> _WHAT YOU WILL DO_
Would you retype all of these records exactly?

[Stored data entries]
────────────────────────────────────────
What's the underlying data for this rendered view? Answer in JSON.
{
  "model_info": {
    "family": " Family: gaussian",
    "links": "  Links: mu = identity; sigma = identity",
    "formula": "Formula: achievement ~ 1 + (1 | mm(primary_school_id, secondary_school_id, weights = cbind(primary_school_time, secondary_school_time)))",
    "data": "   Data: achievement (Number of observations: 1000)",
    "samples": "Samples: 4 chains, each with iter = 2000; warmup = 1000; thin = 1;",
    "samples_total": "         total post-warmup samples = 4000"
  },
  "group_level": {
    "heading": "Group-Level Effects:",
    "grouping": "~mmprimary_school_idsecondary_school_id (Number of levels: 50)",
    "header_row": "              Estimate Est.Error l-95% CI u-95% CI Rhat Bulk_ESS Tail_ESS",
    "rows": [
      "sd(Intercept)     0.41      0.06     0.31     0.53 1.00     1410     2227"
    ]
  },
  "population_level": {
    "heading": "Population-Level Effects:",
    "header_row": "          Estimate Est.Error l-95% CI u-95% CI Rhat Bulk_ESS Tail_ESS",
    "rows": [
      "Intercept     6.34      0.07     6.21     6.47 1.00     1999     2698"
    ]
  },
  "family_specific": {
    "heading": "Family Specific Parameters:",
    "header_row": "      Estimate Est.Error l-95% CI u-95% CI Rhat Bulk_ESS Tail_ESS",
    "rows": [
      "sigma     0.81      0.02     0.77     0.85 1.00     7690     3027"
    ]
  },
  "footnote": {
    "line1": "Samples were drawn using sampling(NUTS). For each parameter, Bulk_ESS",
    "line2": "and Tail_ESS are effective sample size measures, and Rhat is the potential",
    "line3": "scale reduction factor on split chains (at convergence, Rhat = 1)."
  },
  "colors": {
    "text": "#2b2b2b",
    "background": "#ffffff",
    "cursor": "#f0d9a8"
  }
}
────────────────────────────────────────
> _EXPECTED ANSWER_
What's the underlying data for this rendered view? Answer in JSON.
{
  "model_info": {
    "family": " Family: gaussian",
    "links": "  Links: mu = identity; sigma = identity",
    "formula": "Formula: achievement ~ 1 + (1 | mm(primary_school_id, secondary_school_id, weights = cbind(primary_school_time, secondary_school_time)))",
    "data": "   Data: achievement (Number of observations: 1000)",
    "samples": "Samples: 4 chains, each with iter = 2000; warmup = 1000; thin = 1;",
    "samples_total": "         total post-warmup samples = 4000"
  },
  "group_level": {
    "heading": "Group-Level Effects:",
    "grouping": "~mmprimary_school_idsecondary_school_id (Number of levels: 50)",
    "header_row": "              Estimate Est.Error l-95% CI u-95% CI Rhat Bulk_ESS Tail_ESS",
    "rows": [
      "sd(Intercept)     0.41      0.06     0.31     0.53 1.00     1410     2227"
    ]
  },
  "population_level": {
    "heading": "Population-Level Effects:",
    "header_row": "          Estimate Est.Error l-95% CI u-95% CI Rhat Bulk_ESS Tail_ESS",
    "rows": [
      "Intercept     6.34      0.07     6.21     6.47 1.00     1999     2698"
    ]
  },
  "family_specific": {
    "heading": "Family Specific Parameters:",
    "header_row": "      Estimate Est.Error l-95% CI u-95% CI Rhat Bulk_ESS Tail_ESS",
    "rows": [
      "sigma     0.81      0.02     0.77     0.85 1.00     7690     3027"
    ]
  },
  "footnote": {
    "line1": "Samples were drawn using sampling(NUTS). For each parameter, Bulk_ESS",
    "line2": "and Tail_ESS are effective sample size measures, and Rhat is the potential",
    "line3": "scale reduction factor on split chains (at convergence, Rhat = 1)."
  },
  "colors": {
    "text": "#2b2b2b",
    "background": "#ffffff",
    "cursor": "#f0d9a8"
  }
}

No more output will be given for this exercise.